RECORDS FOR THE EXERCISE:

▬▬▬▬▬▬

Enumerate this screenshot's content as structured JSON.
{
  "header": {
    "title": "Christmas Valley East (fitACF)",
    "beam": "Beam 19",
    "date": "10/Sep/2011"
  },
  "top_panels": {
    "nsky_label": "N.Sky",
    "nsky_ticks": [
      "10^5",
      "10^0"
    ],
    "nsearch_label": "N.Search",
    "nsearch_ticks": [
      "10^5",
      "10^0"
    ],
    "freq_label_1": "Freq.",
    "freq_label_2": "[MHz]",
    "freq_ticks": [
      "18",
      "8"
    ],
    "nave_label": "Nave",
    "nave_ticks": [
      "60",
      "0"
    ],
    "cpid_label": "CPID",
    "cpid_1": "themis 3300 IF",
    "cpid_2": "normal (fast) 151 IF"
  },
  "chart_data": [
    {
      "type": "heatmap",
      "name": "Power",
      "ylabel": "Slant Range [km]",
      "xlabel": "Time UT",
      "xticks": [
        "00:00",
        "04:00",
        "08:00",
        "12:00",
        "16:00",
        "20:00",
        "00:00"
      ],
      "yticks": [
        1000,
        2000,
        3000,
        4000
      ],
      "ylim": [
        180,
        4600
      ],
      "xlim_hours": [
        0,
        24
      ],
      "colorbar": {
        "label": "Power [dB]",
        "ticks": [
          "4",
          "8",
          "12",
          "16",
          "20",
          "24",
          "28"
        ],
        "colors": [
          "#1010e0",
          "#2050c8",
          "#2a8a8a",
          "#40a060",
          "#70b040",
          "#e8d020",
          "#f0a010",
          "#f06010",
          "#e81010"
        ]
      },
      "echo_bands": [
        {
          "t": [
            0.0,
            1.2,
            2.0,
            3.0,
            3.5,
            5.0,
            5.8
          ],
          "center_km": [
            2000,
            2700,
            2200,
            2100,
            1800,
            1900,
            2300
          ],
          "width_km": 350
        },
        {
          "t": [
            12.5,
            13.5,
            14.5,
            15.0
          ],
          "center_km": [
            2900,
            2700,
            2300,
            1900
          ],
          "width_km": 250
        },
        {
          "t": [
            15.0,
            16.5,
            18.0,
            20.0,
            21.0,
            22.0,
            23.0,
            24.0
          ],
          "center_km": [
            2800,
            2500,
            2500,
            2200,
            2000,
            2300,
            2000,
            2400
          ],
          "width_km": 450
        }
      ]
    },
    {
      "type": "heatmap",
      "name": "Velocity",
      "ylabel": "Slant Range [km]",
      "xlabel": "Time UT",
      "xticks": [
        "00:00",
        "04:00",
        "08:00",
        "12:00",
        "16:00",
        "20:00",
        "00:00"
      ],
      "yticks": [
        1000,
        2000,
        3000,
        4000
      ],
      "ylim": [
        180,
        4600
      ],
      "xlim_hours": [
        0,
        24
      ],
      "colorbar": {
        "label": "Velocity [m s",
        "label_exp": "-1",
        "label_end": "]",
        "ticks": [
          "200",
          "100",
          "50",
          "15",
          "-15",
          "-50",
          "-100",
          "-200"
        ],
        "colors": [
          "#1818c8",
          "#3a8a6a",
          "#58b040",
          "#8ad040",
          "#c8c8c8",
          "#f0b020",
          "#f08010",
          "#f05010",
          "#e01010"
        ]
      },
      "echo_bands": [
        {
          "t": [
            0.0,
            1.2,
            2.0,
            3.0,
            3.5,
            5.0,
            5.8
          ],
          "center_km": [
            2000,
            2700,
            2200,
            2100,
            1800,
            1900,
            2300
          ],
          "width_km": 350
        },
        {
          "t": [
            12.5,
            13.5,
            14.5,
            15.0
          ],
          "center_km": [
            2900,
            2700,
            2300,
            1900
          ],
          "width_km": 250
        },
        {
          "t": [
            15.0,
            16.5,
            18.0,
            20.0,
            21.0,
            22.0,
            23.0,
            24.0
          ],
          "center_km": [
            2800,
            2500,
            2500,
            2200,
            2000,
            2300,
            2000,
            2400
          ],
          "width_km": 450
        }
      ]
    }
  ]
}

▬▬▬▬▬▬

BRIEF:
Reproduce all of the records exactly.

PROBLEM SOLUTION:
Enumerate this screenshot's content as structured JSON.
{
  "header": {
    "title": "Christmas Valley East (fitACF)",
    "beam": "Beam 19",
    "date": "10/Sep/2011"
  },
  "top_panels": {
    "nsky_label": "N.Sky",
    "nsky_ticks": [
      "10^5",
      "10^0"
    ],
    "nsearch_label": "N.Search",
    "nsearch_ticks": [
      "10^5",
      "10^0"
    ],
    "freq_label_1": "Freq.",
    "freq_label_2": "[MHz]",
    "freq_ticks": [
      "18",
      "8"
    ],
    "nave_label": "Nave",
    "nave_ticks": [
      "60",
      "0"
    ],
    "cpid_label": "CPID",
    "cpid_1": "themis 3300 IF",
    "cpid_2": "normal (fast) 151 IF"
  },
  "chart_data": [
    {
      "type": "heatmap",
      "name": "Power",
      "ylabel": "Slant Range [km]",
      "xlabel": "Time UT",
      "xticks": [
        "00:00",
        "04:00",
        "08:00",
        "12:00",
        "16:00",
        "20:00",
        "00:00"
      ],
      "yticks": [
        1000,
        2000,
        3000,
        4000
      ],
      "ylim": [
        180,
        4600
      ],
      "xlim_hours": [
        0,
        24
      ],
      "colorbar": {
        "label": "Power [dB]",
        "ticks": [
          "4",
          "8",
          "12",
          "16",
          "20",
          "24",
          "28"
        ],
        "colors": [
          "#1010e0",
          "#2050c8",
          "#2a8a8a",
          "#40a060",
          "#70b040",
          "#e8d020",
          "#f0a010",
          "#f06010",
          "#e81010"
        ]
      },
      "echo_bands": [
        {
          "t": [
            0.0,
            1.2,
            2.0,
            3.0,
            3.5,
            5.0,
            5.8
          ],
          "center_km": [
            2000,
            2700,
            2200,
            2100,
            1800,
            1900,
            2300
          ],
          "width_km": 350
        },
        {
          "t": [
            12.5,
            13.5,
            14.5,
            15.0
          ],
          "center_km": [
            2900,
            2700,
            2300,
            1900
          ],
          "width_km": 250
        },
        {
          "t": [
            15.0,
            16.5,
            18.0,
            20.0,
            21.0,
            22.0,
            23.0,
            24.0
          ],
          "center_km": [
            2800,
            2500,
            2500,
            2200,
            2000,
            2300,
            2000,
            2400
          ],
          "width_km": 450
        }
      ]
    },
    {
      "type": "heatmap",
      "name": "Velocity",
      "ylabel": "Slant Range [km]",
      "xlabel": "Time UT",
      "xticks": [
        "00:00",
        "04:00",
        "08:00",
        "12:00",
        "16:00",
        "20:00",
        "00:00"
      ],
      "yticks": [
        1000,
        2000,
        3000,
        4000
      ],
      "ylim": [
        180,
        4600
      ],
      "xlim_hours": [
        0,
        24
      ],
      "colorbar": {
        "label": "Velocity [m s",
        "label_exp": "-1",
        "label_end": "]",
        "ticks": [
          "200",
          "100",
          "50",
          "15",
          "-15",
          "-50",
          "-100",
          "-200"
        ],
        "colors": [
          "#1818c8",
          "#3a8a6a",
          "#58b040",
          "#8ad040",
          "#c8c8c8",
          "#f0b020",
          "#f08010",
          "#f05010",
          "#e01010"
        ]
      },
      "echo_bands": [
        {
          "t": [
            0.0,
            1.2,
            2.0,
            3.0,
            3.5,
            5.0,
            5.8
          ],
          "center_km": [
            2000,
            2700,
            2200,
            2100,
            1800,
            1900,
            2300
          ],
          "width_km": 350
        },
        {
          "t": [
            12.5,
            13.5,
            14.5,
            15.0
          ],
          "center_km": [
            2900,
            2700,
            2300,
            1900
          ],
          "width_km": 250
        },
        {
          "t": [
            15.0,
            16.5,
            18.0,
            20.0,
            21.0,
            22.0,
            23.0,
            24.0
          ],
          "center_km": [
            2800,
            2500,
            2500,
            2200,
            2000,
            2300,
            2000,
            2400
          ],
          "width_km": 450
        }
      ]
    }
  ]
}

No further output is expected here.